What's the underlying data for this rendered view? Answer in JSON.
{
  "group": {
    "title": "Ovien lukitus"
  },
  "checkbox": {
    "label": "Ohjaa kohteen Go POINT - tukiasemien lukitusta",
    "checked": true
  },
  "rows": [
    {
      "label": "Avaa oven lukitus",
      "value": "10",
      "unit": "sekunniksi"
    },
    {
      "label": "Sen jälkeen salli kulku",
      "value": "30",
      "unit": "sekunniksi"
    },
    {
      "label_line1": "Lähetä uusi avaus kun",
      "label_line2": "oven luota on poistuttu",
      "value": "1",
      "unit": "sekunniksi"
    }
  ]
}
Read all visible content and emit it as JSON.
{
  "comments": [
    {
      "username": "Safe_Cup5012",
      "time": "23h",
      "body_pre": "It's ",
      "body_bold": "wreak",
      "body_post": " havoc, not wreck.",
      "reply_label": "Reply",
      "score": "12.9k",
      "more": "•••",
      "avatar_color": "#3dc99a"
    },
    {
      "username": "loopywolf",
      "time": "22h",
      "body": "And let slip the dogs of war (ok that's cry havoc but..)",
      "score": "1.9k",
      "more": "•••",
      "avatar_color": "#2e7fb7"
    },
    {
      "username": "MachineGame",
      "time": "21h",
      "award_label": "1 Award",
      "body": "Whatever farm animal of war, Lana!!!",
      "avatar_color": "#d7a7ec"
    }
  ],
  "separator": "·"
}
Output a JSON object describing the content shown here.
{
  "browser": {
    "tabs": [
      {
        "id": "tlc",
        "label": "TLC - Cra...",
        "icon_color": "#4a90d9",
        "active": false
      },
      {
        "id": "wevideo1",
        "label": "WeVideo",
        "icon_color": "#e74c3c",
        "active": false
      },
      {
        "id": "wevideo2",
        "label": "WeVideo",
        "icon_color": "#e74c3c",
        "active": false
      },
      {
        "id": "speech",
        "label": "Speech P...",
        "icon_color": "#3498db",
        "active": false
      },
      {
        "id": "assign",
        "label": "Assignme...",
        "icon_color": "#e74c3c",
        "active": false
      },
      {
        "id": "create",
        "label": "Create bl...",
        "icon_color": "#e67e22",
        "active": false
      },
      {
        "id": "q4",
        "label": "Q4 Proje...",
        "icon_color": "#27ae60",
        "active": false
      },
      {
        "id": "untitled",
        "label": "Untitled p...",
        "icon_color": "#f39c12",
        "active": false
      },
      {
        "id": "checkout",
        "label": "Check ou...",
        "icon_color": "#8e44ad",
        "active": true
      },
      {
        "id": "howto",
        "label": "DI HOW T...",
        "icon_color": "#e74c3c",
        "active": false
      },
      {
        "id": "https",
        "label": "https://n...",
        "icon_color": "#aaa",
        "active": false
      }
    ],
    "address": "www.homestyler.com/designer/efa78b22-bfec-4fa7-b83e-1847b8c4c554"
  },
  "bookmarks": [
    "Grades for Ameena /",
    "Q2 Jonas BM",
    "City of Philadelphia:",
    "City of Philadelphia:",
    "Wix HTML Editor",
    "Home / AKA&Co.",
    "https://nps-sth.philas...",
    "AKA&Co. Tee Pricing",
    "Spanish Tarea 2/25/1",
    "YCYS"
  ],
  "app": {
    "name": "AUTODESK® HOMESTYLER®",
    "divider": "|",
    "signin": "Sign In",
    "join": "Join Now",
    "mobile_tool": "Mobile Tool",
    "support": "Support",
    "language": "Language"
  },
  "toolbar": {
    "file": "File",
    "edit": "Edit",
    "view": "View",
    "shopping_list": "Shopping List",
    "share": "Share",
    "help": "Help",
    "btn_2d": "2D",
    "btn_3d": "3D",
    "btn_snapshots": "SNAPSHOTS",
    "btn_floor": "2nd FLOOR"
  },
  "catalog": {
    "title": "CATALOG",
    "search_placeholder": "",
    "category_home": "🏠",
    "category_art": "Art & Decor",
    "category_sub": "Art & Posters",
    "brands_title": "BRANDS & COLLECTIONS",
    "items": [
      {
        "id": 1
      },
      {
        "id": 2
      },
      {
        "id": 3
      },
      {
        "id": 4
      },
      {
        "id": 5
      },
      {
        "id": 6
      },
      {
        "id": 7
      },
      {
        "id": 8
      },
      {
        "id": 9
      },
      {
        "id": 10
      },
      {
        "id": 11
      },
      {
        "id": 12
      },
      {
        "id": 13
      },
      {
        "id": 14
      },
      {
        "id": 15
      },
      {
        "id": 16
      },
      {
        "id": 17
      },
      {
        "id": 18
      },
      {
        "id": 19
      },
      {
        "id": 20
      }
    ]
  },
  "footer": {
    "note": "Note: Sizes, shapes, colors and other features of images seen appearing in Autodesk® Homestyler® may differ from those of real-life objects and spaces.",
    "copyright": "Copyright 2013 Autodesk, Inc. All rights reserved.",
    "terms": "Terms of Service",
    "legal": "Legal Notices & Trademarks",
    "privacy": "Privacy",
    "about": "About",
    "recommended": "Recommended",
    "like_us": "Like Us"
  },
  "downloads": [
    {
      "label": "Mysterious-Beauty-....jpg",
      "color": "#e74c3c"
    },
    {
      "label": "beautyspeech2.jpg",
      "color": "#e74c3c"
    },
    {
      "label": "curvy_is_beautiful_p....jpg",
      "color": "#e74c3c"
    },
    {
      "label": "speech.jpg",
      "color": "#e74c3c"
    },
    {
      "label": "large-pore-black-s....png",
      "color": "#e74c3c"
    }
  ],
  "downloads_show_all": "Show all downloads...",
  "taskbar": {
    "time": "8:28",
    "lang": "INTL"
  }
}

★ ★ ★

■ TO BE DONE ■
Extract every line from the records above that contains the word "content".

■ THE OUTPUT ■
Read all visible content and emit it as JSON.
Output a JSON object describing the content shown here.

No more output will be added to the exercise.